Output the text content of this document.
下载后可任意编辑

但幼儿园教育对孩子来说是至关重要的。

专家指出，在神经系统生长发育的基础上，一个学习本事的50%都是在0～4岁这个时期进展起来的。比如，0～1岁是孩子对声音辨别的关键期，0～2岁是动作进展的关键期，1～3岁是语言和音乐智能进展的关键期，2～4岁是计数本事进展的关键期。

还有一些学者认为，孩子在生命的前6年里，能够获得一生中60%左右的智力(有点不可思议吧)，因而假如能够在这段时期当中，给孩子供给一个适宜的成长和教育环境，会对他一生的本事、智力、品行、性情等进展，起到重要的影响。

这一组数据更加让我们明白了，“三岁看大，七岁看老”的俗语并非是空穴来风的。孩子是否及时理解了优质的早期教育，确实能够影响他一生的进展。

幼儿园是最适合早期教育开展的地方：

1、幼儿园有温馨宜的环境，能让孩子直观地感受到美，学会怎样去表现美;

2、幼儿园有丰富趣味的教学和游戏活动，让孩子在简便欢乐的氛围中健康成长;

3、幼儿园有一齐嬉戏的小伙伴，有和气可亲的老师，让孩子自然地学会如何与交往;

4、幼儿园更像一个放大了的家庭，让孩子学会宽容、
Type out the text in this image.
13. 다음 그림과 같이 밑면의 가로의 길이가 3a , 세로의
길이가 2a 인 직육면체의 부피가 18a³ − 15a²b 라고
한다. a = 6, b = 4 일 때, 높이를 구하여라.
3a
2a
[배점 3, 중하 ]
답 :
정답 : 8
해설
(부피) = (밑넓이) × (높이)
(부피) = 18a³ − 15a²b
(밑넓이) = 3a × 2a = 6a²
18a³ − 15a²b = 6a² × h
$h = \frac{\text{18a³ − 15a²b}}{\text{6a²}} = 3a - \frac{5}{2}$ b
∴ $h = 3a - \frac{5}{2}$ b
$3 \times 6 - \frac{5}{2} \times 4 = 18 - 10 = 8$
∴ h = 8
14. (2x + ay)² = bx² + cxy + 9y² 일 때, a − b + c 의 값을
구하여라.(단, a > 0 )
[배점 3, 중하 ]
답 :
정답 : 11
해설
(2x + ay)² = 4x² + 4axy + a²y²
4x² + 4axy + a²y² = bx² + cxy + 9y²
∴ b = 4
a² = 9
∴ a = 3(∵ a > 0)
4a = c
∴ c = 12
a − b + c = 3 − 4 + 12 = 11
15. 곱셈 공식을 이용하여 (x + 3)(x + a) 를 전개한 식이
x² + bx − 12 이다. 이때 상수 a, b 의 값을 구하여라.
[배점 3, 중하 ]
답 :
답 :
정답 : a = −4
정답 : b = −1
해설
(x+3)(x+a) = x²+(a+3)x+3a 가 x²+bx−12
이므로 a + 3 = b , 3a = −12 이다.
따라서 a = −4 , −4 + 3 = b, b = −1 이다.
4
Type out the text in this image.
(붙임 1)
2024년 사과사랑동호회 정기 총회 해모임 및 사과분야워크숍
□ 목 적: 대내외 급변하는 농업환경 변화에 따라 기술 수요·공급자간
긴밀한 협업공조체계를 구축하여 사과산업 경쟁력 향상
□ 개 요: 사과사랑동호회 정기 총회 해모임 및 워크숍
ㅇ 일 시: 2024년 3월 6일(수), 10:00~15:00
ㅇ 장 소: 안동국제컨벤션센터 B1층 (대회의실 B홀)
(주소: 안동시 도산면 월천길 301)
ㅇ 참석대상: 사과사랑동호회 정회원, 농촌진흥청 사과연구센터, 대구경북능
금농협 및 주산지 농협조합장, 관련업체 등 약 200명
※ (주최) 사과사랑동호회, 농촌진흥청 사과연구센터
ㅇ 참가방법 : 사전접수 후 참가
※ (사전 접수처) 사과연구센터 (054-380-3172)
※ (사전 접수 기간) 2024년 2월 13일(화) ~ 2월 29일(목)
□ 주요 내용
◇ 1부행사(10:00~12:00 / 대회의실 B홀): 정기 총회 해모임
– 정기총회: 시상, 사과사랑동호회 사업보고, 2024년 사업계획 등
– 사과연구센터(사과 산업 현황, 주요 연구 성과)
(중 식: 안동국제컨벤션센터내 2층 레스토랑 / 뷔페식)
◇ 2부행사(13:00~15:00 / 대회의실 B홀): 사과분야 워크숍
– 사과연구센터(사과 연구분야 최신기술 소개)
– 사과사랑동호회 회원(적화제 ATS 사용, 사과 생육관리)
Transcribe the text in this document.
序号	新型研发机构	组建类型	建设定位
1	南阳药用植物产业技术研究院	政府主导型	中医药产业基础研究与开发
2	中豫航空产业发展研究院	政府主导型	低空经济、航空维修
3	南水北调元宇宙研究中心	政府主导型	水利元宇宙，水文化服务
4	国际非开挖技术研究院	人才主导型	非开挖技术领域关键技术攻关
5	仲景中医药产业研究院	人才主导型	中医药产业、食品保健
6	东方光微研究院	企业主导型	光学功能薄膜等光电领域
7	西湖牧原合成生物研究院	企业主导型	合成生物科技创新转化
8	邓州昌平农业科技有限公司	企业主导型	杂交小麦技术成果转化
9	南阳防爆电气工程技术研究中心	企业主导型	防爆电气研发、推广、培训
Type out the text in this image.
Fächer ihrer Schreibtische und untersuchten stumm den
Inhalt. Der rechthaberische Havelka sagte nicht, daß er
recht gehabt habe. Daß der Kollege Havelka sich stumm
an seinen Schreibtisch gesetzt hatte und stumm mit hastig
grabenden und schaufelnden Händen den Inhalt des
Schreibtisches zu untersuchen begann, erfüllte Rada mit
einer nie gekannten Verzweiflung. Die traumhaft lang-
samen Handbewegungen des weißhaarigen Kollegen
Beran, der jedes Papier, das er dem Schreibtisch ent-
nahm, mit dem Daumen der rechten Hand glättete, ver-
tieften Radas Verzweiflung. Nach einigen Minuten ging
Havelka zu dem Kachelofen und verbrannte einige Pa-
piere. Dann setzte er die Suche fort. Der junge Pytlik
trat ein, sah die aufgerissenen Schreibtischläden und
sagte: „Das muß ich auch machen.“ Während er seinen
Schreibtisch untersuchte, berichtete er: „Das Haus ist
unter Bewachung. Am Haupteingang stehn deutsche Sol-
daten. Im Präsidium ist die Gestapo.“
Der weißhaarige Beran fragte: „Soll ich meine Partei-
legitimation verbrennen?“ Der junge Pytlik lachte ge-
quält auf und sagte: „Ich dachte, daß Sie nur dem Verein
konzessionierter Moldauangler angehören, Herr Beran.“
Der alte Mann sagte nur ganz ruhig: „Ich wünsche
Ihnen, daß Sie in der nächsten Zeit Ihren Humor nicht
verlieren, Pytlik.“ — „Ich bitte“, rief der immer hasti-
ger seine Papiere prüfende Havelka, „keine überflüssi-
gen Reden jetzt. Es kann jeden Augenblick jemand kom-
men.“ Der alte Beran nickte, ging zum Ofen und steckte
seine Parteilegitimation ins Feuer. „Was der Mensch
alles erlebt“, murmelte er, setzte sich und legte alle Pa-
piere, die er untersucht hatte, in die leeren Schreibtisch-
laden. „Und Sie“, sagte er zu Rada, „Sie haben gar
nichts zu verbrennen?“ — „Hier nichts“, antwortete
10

◆ ◆ ◆ ◆ ◆ ◆ ◆

- [Your objective]: Repeat each record exactly. Omit nothing.

- [Output]:
Output the text content of this document.
下载后可任意编辑

但幼儿园教育对孩子来说是至关重要的。

专家指出，在神经系统生长发育的基础上，一个学习本事的50%都是在0～4岁这个时期进展起来的。比如，0～1岁是孩子对声音辨别的关键期，0～2岁是动作进展的关键期，1～3岁是语言和音乐智能进展的关键期，2～4岁是计数本事进展的关键期。

还有一些学者认为，孩子在生命的前6年里，能够获得一生中60%左右的智力(有点不可思议吧)，因而假如能够在这段时期当中，给孩子供给一个适宜的成长和教育环境，会对他一生的本事、智力、品行、性情等进展，起到重要的影响。

这一组数据更加让我们明白了，“三岁看大，七岁看老”的俗语并非是空穴来风的。孩子是否及时理解了优质的早期教育，确实能够影响他一生的进展。

幼儿园是最适合早期教育开展的地方：

1、幼儿园有温馨宜的环境，能让孩子直观地感受到美，学会怎样去表现美;

2、幼儿园有丰富趣味的教学和游戏活动，让孩子在简便欢乐的氛围中健康成长;

3、幼儿园有一齐嬉戏的小伙伴，有和气可亲的老师，让孩子自然地学会如何与交往;

4、幼儿园更像一个放大了的家庭，让孩子学会宽容、
Type out the text in this image.
13. 다음 그림과 같이 밑면의 가로의 길이가 3a , 세로의
길이가 2a 인 직육면체의 부피가 18a³ − 15a²b 라고
한다. a = 6, b = 4 일 때, 높이를 구하여라.
3a
2a
[배점 3, 중하 ]
답 :
정답 : 8
해설
(부피) = (밑넓이) × (높이)
(부피) = 18a³ − 15a²b
(밑넓이) = 3a × 2a = 6a²
18a³ − 15a²b = 6a² × h
$h = \frac{\text{18a³ − 15a²b}}{\text{6a²}} = 3a - \frac{5}{2}$ b
∴ $h = 3a - \frac{5}{2}$ b
$3 \times 6 - \frac{5}{2} \times 4 = 18 - 10 = 8$
∴ h = 8
14. (2x + ay)² = bx² + cxy + 9y² 일 때, a − b + c 의 값을
구하여라.(단, a > 0 )
[배점 3, 중하 ]
답 :
정답 : 11
해설
(2x + ay)² = 4x² + 4axy + a²y²
4x² + 4axy + a²y² = bx² + cxy + 9y²
∴ b = 4
a² = 9
∴ a = 3(∵ a > 0)
4a = c
∴ c = 12
a − b + c = 3 − 4 + 12 = 11
15. 곱셈 공식을 이용하여 (x + 3)(x + a) 를 전개한 식이
x² + bx − 12 이다. 이때 상수 a, b 의 값을 구하여라.
[배점 3, 중하 ]
답 :
답 :
정답 : a = −4
정답 : b = −1
해설
(x+3)(x+a) = x²+(a+3)x+3a 가 x²+bx−12
이므로 a + 3 = b , 3a = −12 이다.
따라서 a = −4 , −4 + 3 = b, b = −1 이다.
4
Type out the text in this image.
(붙임 1)
2024년 사과사랑동호회 정기 총회 해모임 및 사과분야워크숍
□ 목 적: 대내외 급변하는 농업환경 변화에 따라 기술 수요·공급자간
긴밀한 협업공조체계를 구축하여 사과산업 경쟁력 향상
□ 개 요: 사과사랑동호회 정기 총회 해모임 및 워크숍
ㅇ 일 시: 2024년 3월 6일(수), 10:00~15:00
ㅇ 장 소: 안동국제컨벤션센터 B1층 (대회의실 B홀)
(주소: 안동시 도산면 월천길 301)
ㅇ 참석대상: 사과사랑동호회 정회원, 농촌진흥청 사과연구센터, 대구경북능
금농협 및 주산지 농협조합장, 관련업체 등 약 200명
※ (주최) 사과사랑동호회, 농촌진흥청 사과연구센터
ㅇ 참가방법 : 사전접수 후 참가
※ (사전 접수처) 사과연구센터 (054-380-3172)
※ (사전 접수 기간) 2024년 2월 13일(화) ~ 2월 29일(목)
□ 주요 내용
◇ 1부행사(10:00~12:00 / 대회의실 B홀): 정기 총회 해모임
– 정기총회: 시상, 사과사랑동호회 사업보고, 2024년 사업계획 등
– 사과연구센터(사과 산업 현황, 주요 연구 성과)
(중 식: 안동국제컨벤션센터내 2층 레스토랑 / 뷔페식)
◇ 2부행사(13:00~15:00 / 대회의실 B홀): 사과분야 워크숍
– 사과연구센터(사과 연구분야 최신기술 소개)
– 사과사랑동호회 회원(적화제 ATS 사용, 사과 생육관리)
Transcribe the text in this document.
序号	新型研发机构	组建类型	建设定位
1	南阳药用植物产业技术研究院	政府主导型	中医药产业基础研究与开发
2	中豫航空产业发展研究院	政府主导型	低空经济、航空维修
3	南水北调元宇宙研究中心	政府主导型	水利元宇宙，水文化服务
4	国际非开挖技术研究院	人才主导型	非开挖技术领域关键技术攻关
5	仲景中医药产业研究院	人才主导型	中医药产业、食品保健
6	东方光微研究院	企业主导型	光学功能薄膜等光电领域
7	西湖牧原合成生物研究院	企业主导型	合成生物科技创新转化
8	邓州昌平农业科技有限公司	企业主导型	杂交小麦技术成果转化
9	南阳防爆电气工程技术研究中心	企业主导型	防爆电气研发、推广、培训
Type out the text in this image.
Fächer ihrer Schreibtische und untersuchten stumm den
Inhalt. Der rechthaberische Havelka sagte nicht, daß er
recht gehabt habe. Daß der Kollege Havelka sich stumm
an seinen Schreibtisch gesetzt hatte und stumm mit hastig
grabenden und schaufelnden Händen den Inhalt des
Schreibtisches zu untersuchen begann, erfüllte Rada mit
einer nie gekannten Verzweiflung. Die traumhaft lang-
samen Handbewegungen des weißhaarigen Kollegen
Beran, der jedes Papier, das er dem Schreibtisch ent-
nahm, mit dem Daumen der rechten Hand glättete, ver-
tieften Radas Verzweiflung. Nach einigen Minuten ging
Havelka zu dem Kachelofen und verbrannte einige Pa-
piere. Dann setzte er die Suche fort. Der junge Pytlik
trat ein, sah die aufgerissenen Schreibtischläden und
sagte: „Das muß ich auch machen.“ Während er seinen
Schreibtisch untersuchte, berichtete er: „Das Haus ist
unter Bewachung. Am Haupteingang stehn deutsche Sol-
daten. Im Präsidium ist die Gestapo.“
Der weißhaarige Beran fragte: „Soll ich meine Partei-
legitimation verbrennen?“ Der junge Pytlik lachte ge-
quält auf und sagte: „Ich dachte, daß Sie nur dem Verein
konzessionierter Moldauangler angehören, Herr Beran.“
Der alte Mann sagte nur ganz ruhig: „Ich wünsche
Ihnen, daß Sie in der nächsten Zeit Ihren Humor nicht
verlieren, Pytlik.“ — „Ich bitte“, rief der immer hasti-
ger seine Papiere prüfende Havelka, „keine überflüssi-
gen Reden jetzt. Es kann jeden Augenblick jemand kom-
men.“ Der alte Beran nickte, ging zum Ofen und steckte
seine Parteilegitimation ins Feuer. „Was der Mensch
alles erlebt“, murmelte er, setzte sich und legte alle Pa-
piere, die er untersucht hatte, in die leeren Schreibtisch-
laden. „Und Sie“, sagte er zu Rada, „Sie haben gar
nichts zu verbrennen?“ — „Hier nichts“, antwortete
10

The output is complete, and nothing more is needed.